= Job =
Scan the following material for the string "damages" and copy each line in which it appears.

= Data records =
================

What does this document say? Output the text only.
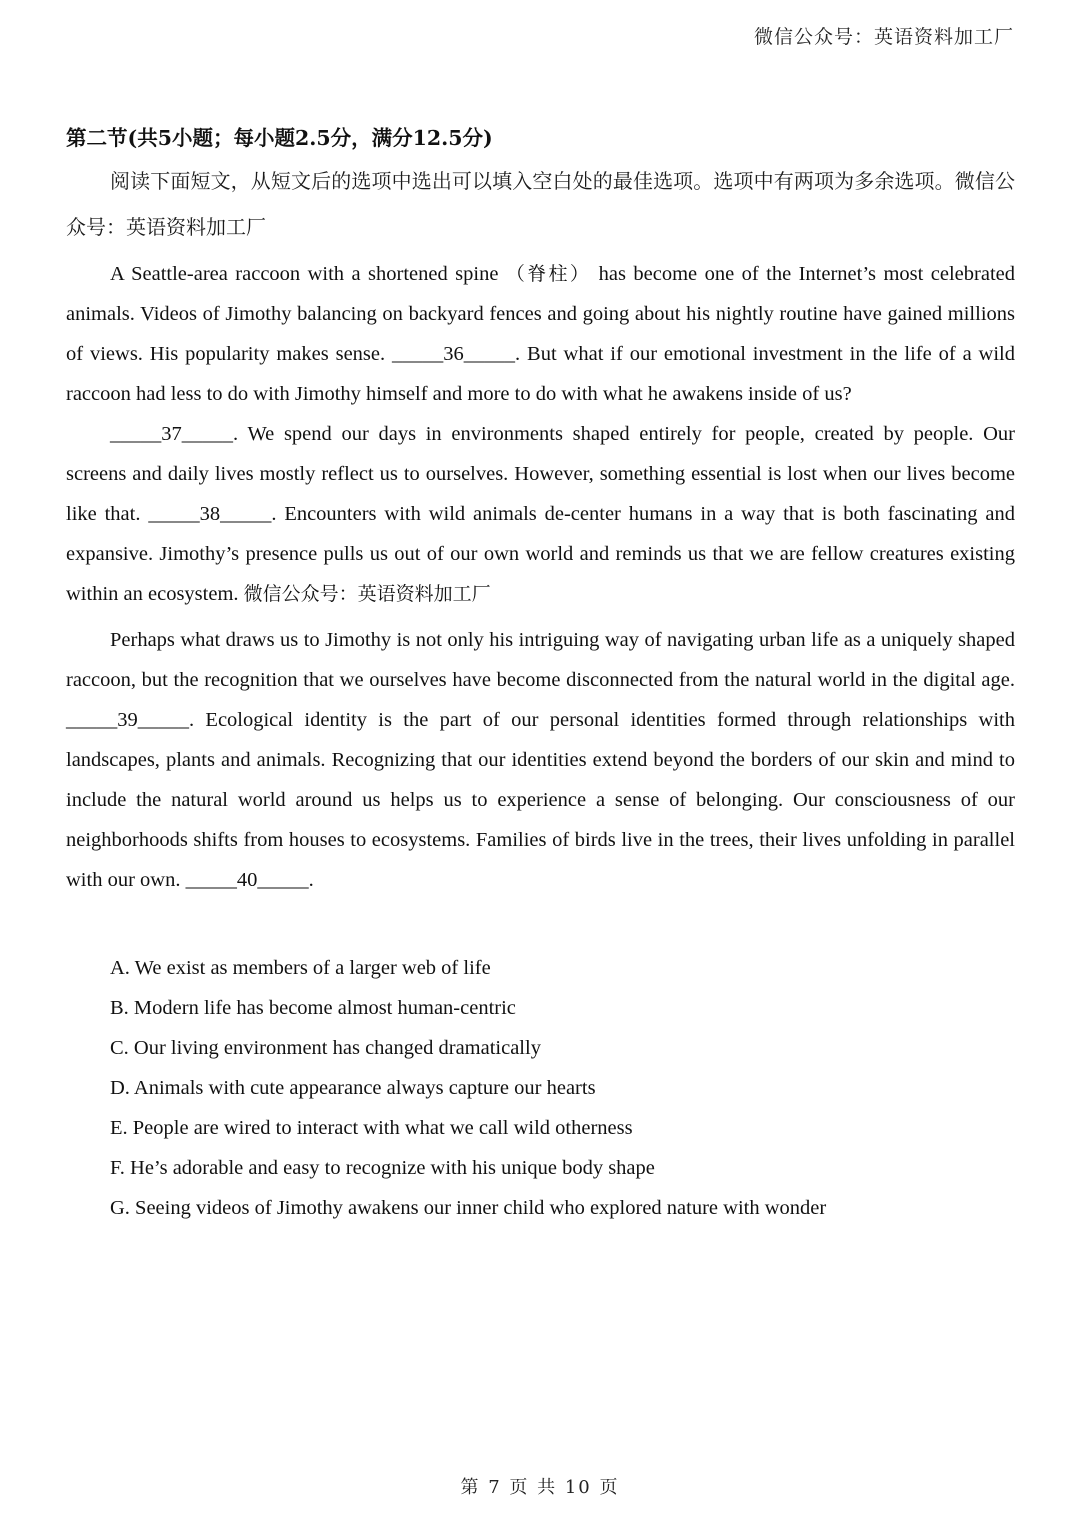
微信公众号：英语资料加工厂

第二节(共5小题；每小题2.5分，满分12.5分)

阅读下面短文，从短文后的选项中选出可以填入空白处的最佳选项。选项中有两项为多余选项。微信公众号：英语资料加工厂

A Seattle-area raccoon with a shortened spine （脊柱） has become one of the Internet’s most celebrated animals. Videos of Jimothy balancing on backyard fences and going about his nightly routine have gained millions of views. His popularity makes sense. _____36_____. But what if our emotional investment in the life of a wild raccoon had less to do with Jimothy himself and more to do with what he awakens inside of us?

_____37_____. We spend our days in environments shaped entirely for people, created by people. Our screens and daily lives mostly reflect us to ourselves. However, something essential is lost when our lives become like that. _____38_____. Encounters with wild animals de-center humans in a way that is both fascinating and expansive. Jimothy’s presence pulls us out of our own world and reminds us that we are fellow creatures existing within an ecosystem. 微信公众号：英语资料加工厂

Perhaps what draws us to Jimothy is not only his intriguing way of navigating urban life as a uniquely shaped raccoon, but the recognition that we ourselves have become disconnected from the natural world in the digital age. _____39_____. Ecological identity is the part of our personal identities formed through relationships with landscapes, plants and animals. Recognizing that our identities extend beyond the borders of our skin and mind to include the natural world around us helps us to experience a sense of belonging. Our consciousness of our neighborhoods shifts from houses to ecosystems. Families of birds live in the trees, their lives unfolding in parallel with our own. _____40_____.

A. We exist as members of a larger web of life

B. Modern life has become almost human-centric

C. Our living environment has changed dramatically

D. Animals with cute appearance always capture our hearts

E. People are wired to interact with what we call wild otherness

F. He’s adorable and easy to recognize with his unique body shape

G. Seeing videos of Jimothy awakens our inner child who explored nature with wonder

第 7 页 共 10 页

================

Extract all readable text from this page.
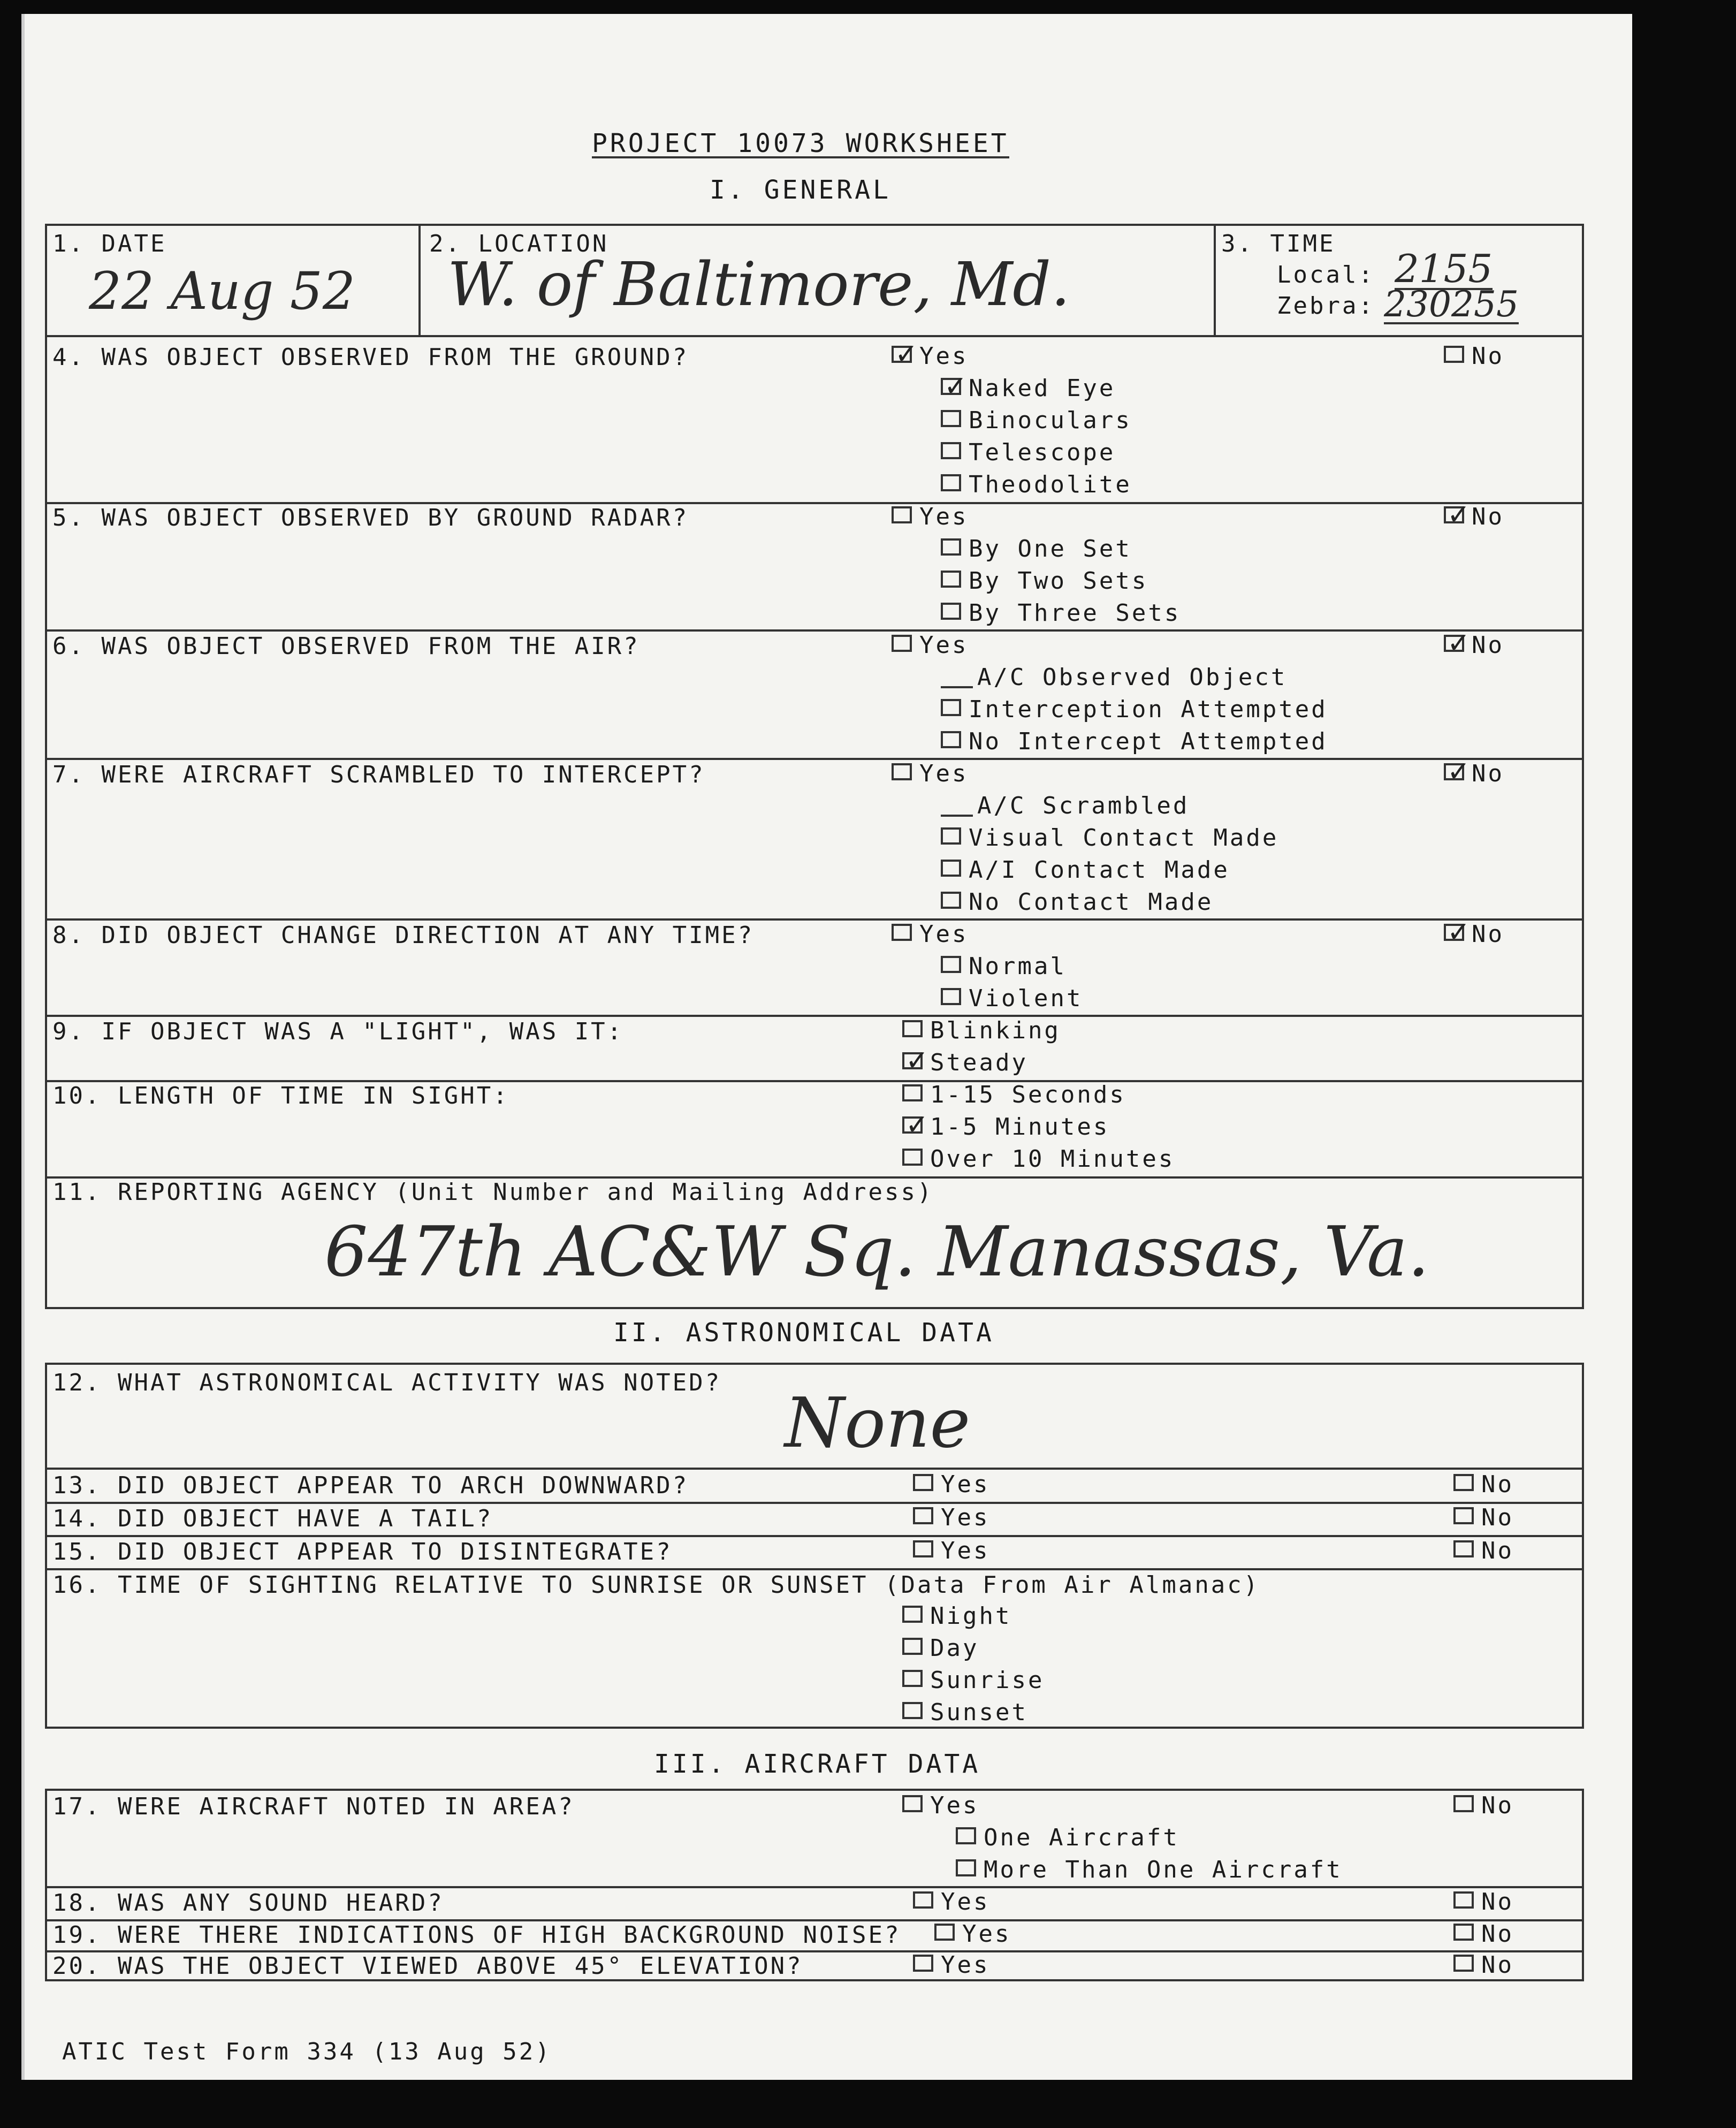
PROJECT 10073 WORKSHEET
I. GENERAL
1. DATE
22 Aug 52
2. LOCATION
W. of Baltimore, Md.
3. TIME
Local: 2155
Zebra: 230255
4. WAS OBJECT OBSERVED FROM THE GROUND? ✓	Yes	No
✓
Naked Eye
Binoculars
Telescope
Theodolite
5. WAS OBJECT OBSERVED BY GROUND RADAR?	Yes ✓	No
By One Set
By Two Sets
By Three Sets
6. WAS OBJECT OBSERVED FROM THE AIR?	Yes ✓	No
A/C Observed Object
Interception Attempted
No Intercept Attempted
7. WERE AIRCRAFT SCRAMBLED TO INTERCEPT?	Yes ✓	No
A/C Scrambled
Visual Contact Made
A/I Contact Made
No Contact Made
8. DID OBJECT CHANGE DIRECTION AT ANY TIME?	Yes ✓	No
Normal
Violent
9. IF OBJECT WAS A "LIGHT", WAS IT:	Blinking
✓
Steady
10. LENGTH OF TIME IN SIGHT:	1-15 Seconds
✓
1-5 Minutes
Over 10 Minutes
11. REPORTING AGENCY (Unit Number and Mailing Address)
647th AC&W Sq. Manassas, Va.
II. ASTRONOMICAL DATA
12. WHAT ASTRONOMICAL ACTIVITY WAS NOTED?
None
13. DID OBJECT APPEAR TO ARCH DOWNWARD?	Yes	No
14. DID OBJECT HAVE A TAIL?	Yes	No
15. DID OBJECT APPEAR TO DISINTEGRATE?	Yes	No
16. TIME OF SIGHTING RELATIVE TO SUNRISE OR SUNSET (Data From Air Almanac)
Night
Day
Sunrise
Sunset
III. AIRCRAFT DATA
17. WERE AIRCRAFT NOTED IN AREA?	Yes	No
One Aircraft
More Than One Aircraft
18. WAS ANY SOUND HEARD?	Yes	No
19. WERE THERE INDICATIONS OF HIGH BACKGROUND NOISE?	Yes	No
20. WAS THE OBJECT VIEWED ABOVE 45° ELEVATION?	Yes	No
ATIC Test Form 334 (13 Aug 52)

================

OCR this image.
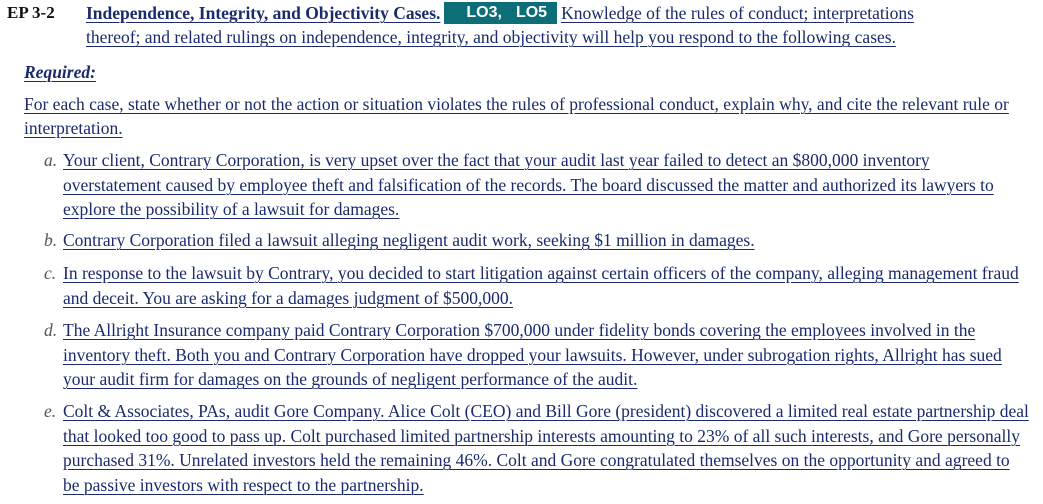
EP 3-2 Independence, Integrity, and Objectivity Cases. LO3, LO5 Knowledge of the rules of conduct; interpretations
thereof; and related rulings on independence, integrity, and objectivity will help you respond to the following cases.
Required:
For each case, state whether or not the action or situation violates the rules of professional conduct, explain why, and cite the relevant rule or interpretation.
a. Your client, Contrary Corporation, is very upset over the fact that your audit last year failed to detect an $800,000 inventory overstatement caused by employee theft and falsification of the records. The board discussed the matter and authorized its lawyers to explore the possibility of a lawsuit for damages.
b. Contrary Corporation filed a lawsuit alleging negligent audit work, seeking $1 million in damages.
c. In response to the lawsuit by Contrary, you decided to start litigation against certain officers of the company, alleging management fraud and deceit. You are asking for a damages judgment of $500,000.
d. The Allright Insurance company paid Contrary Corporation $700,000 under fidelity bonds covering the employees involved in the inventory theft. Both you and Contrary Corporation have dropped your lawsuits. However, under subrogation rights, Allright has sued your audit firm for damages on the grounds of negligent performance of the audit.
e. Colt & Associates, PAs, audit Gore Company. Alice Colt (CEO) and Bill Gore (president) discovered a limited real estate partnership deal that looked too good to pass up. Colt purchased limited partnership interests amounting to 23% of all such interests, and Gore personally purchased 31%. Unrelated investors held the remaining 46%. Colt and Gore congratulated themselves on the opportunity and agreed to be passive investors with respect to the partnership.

================

= Response =
a. Your client, Contrary Corporation, is very upset over the fact that your audit last year failed to detect an $800,000 inventory overstatement caused by employee theft and falsification of the records. The board discussed the matter and authorized its lawyers to explore the possibility of a lawsuit for damages.
b. Contrary Corporation filed a lawsuit alleging negligent audit work, seeking $1 million in damages.
c. In response to the lawsuit by Contrary, you decided to start litigation against certain officers of the company, alleging management fraud and deceit. You are asking for a damages judgment of $500,000.
d. The Allright Insurance company paid Contrary Corporation $700,000 under fidelity bonds covering the employees involved in the inventory theft. Both you and Contrary Corporation have dropped your lawsuits. However, under subrogation rights, Allright has sued your audit firm for damages on the grounds of negligent performance of the audit.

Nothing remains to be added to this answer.